Stated exercise: Extract every line that includes the string "coche".

Data records:
------------------------------------------------
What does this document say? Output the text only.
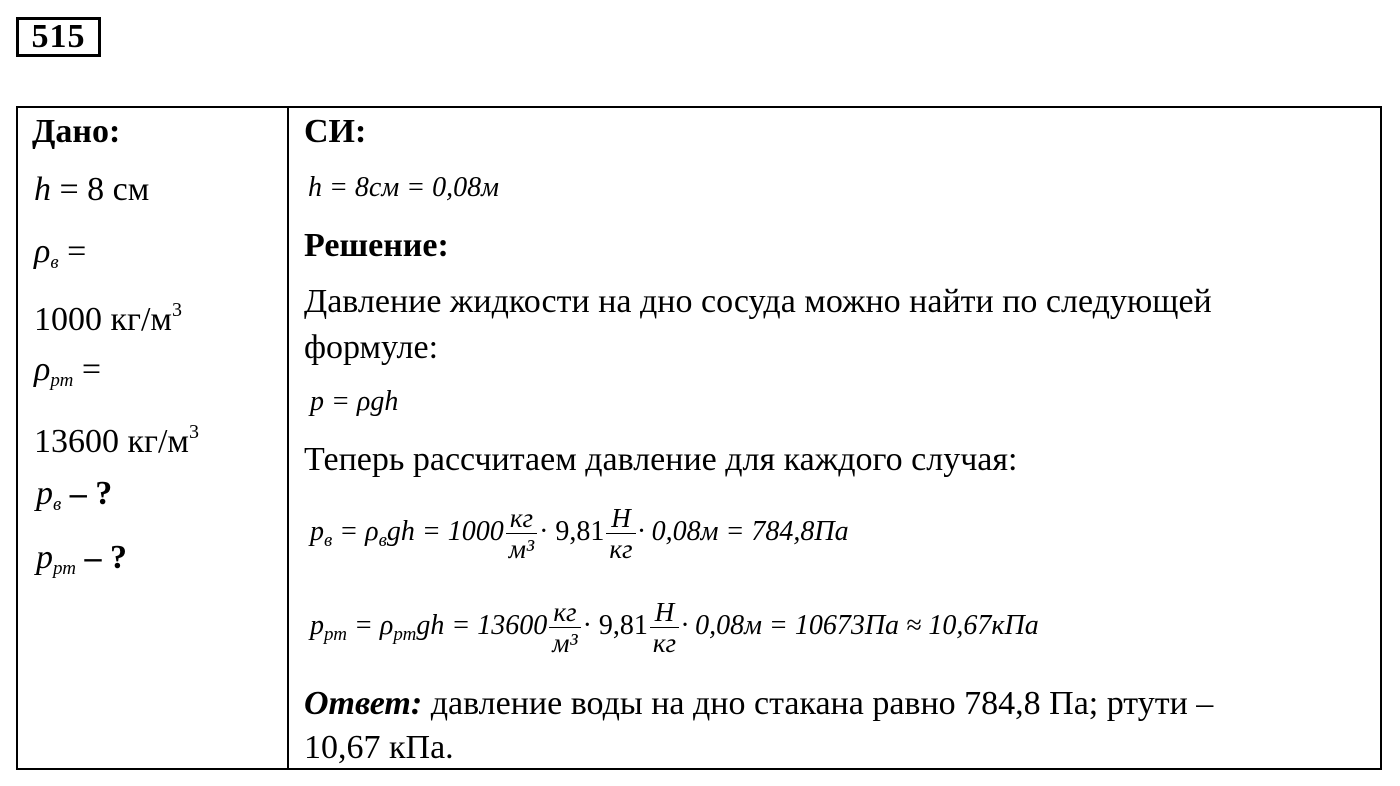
515
Дано:
h = 8 см
$\rho_в$ =
1000 $кг/м^3$
$\rho_{рт}$ =
13600 $кг/м^3$
$p_в$ – ?
$p_{рт}$ – ?
СИ:
h = 8см = 0,08м
Решение:
Давление жидкости на дно сосуда можно найти по следующей
формуле:
p = ρgh
Теперь рассчитаем давление для каждого случая:
$p_в = \rho_вgh = 1000 \frac{кг}{\text{м³}} \cdot 9,81 \frac{Н}{кг} \cdot 0,08м = 784,8Па$
$p_{рт} = \rho_{рт}gh = 13600 \frac{кг}{\text{м³}} \cdot 9,81 \frac{Н}{кг} \cdot 0,08м = 10673Па \approx 10,67кПа$
Ответ: давление воды на дно стакана равно 784,8 Па; ртути –
10,67 кПа.
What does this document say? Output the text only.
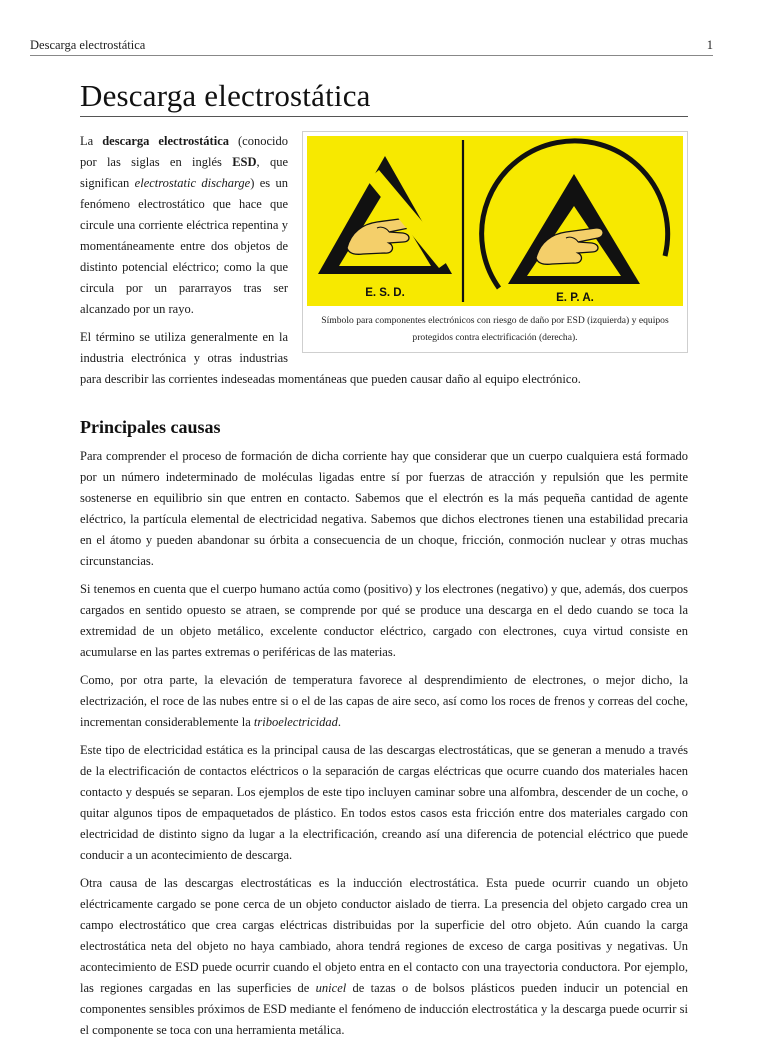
Descarga electrostática	1
Descarga electrostática
E. S. D.	E. P. A.
Símbolo para componentes electrónicos con riesgo de daño por ESD (izquierda) y equipos protegidos contra electrificación (derecha).

La descarga electrostática (conocido por las siglas en inglés ESD, que significan electrostatic discharge) es un fenómeno electrostático que hace que circule una corriente eléctrica repentina y momentáneamente entre dos objetos de distinto potencial eléctrico; como la que circula por un pararrayos tras ser alcanzado por un rayo.

El término se utiliza generalmente en la industria electrónica y otras industrias para describir las corrientes indeseadas momentáneas que pueden causar daño al equipo electrónico.

Principales causas

Para comprender el proceso de formación de dicha corriente hay que considerar que un cuerpo cualquiera está formado por un número indeterminado de moléculas ligadas entre sí por fuerzas de atracción y repulsión que les permite sostenerse en equilibrio sin que entren en contacto. Sabemos que el electrón es la más pequeña cantidad de agente eléctrico, la partícula elemental de electricidad negativa. Sabemos que dichos electrones tienen una estabilidad precaria en el átomo y pueden abandonar su órbita a consecuencia de un choque, fricción, conmoción nuclear y otras muchas circunstancias.

Si tenemos en cuenta que el cuerpo humano actúa como (positivo) y los electrones (negativo) y que, además, dos cuerpos cargados en sentido opuesto se atraen, se comprende por qué se produce una descarga en el dedo cuando se toca la extremidad de un objeto metálico, excelente conductor eléctrico, cargado con electrones, cuya virtud consiste en acumularse en las partes extremas o periféricas de las materias.

Como, por otra parte, la elevación de temperatura favorece al desprendimiento de electrones, o mejor dicho, la electrización, el roce de las nubes entre si o el de las capas de aire seco, así como los roces de frenos y correas del coche, incrementan considerablemente la triboelectricidad.

Este tipo de electricidad estática es la principal causa de las descargas electrostáticas, que se generan a menudo a través de la electrificación de contactos eléctricos o la separación de cargas eléctricas que ocurre cuando dos materiales hacen contacto y después se separan. Los ejemplos de este tipo incluyen caminar sobre una alfombra, descender de un coche, o quitar algunos tipos de empaquetados de plástico. En todos estos casos esta fricción entre dos materiales cargado con electricidad de distinto signo da lugar a la electrificación, creando así una diferencia de potencial eléctrico que puede conducir a un acontecimiento de descarga.

Otra causa de las descargas electrostáticas es la inducción electrostática. Esta puede ocurrir cuando un objeto eléctricamente cargado se pone cerca de un objeto conductor aislado de tierra. La presencia del objeto cargado crea un campo electrostático que crea cargas eléctricas distribuidas por la superficie del otro objeto. Aún cuando la carga electrostática neta del objeto no haya cambiado, ahora tendrá regiones de exceso de carga positivas y negativas. Un acontecimiento de ESD puede ocurrir cuando el objeto entra en el contacto con una trayectoria conductora. Por ejemplo, las regiones cargadas en las superficies de unicel de tazas o de bolsos plásticos pueden inducir un potencial en componentes sensibles próximos de ESD mediante el fenómeno de inducción electrostática y la descarga puede ocurrir si el componente se toca con una herramienta metálica.
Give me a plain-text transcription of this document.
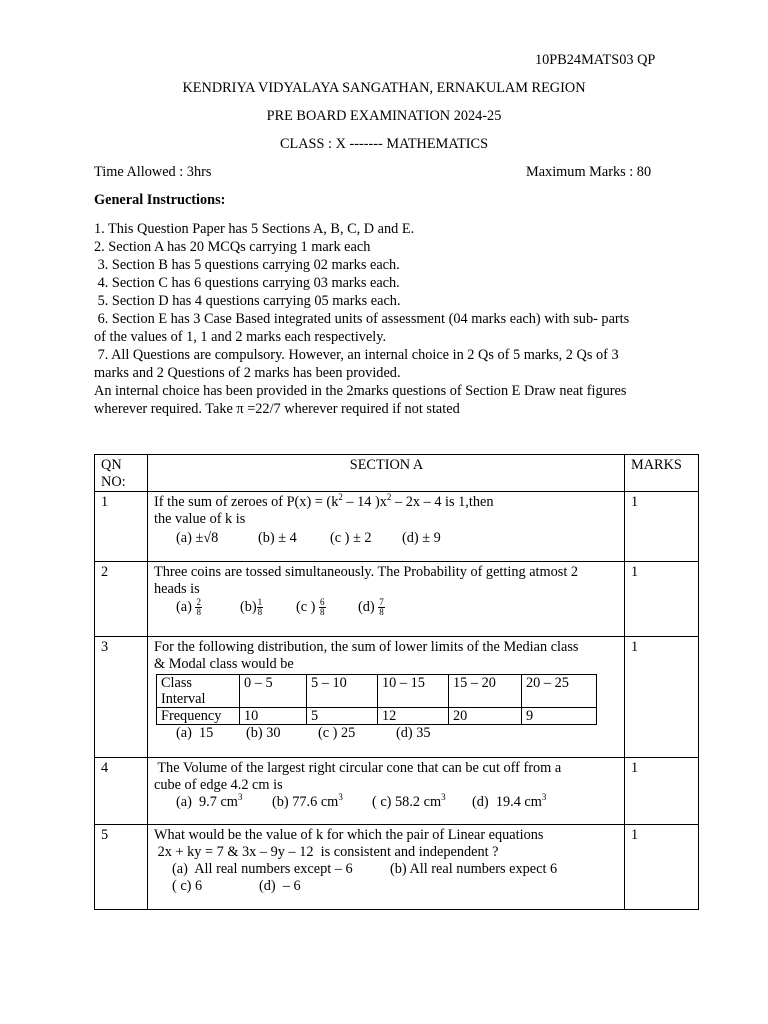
10PB24MATS03 QP
KENDRIYA VIDYALAYA SANGATHAN, ERNAKULAM REGION
PRE BOARD EXAMINATION 2024-25
CLASS : X ------- MATHEMATICS
Time Allowed : 3hrs	Maximum Marks : 80
General Instructions:
1. This Question Paper has 5 Sections A, B, C, D and E.
2. Section A has 20 MCQs carrying 1 mark each
3. Section B has 5 questions carrying 02 marks each.
4. Section C has 6 questions carrying 03 marks each.
5. Section D has 4 questions carrying 05 marks each.
6. Section E has 3 Case Based integrated units of assessment (04 marks each) with sub- parts
of the values of 1, 1 and 2 marks each respectively.
7. All Questions are compulsory. However, an internal choice in 2 Qs of 5 marks, 2 Qs of 3
marks and 2 Questions of 2 marks has been provided.
An internal choice has been provided in the 2marks questions of Section E Draw neat figures
wherever required. Take π =22/7 wherever required if not stated
QN NO:	SECTION A	MARKS
1	If the sum of zeroes of $P(x) = (k^2 - 14$ )$x^2 - 2x - 4$ is 1,then
the value of k is
(a) ±√8	(b) ± 4 (c ) ± 2 (d) ± 9
	1
2	Three coins are tossed simultaneously. The Probability of getting atmost 2
heads is
$(a) \frac{2}{8}$	$(b) \frac{1}{8} (c$ ) $\frac{6}{8} (d) \frac{7}{8}$
	1
3	For the following distribution, the sum of lower limits of the Median class
& Modal class would be
Class Interval	0 – 5	5 – 10	10 – 15	15 – 20	20 – 25
Frequency	10	5	12	20	9
(a)  15 (b) 30	(c ) 25	(d) 35
	1
4	The Volume of the largest right circular cone that can be cut off from a
cube of edge 4.2 cm is
(a)  9.7 $cm^3$ (b) 77.6 $cm^3$ ( c) 58.2 $cm^3$ (d)  19.4 $cm^3$
	1
5	What would be the value of k for which the pair of Linear equations
2x + ky = 7 & 3x – 9y – 12  is consistent and independent ?
(a)  All real numbers except – 6	(b) All real numbers expect 6
( c) 6	(d)  – 6
	1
------------------------------------------------
Full answer:
Como, por otra parte, la elevación de temperatura favorece al desprendimiento de electrones, o mejor dicho, la electrización, el roce de las nubes entre si o el de las capas de aire seco, así como los roces de frenos y correas del coche, incrementan considerablemente la triboelectricidad.
Este tipo de electricidad estática es la principal causa de las descargas electrostáticas, que se generan a menudo a través de la electrificación de contactos eléctricos o la separación de cargas eléctricas que ocurre cuando dos materiales hacen contacto y después se separan. Los ejemplos de este tipo incluyen caminar sobre una alfombra, descender de un coche, o quitar algunos tipos de empaquetados de plástico. En todos estos casos esta fricción entre dos materiales cargado con electricidad de distinto signo da lugar a la electrificación, creando así una diferencia de potencial eléctrico que puede conducir a un acontecimiento de descarga.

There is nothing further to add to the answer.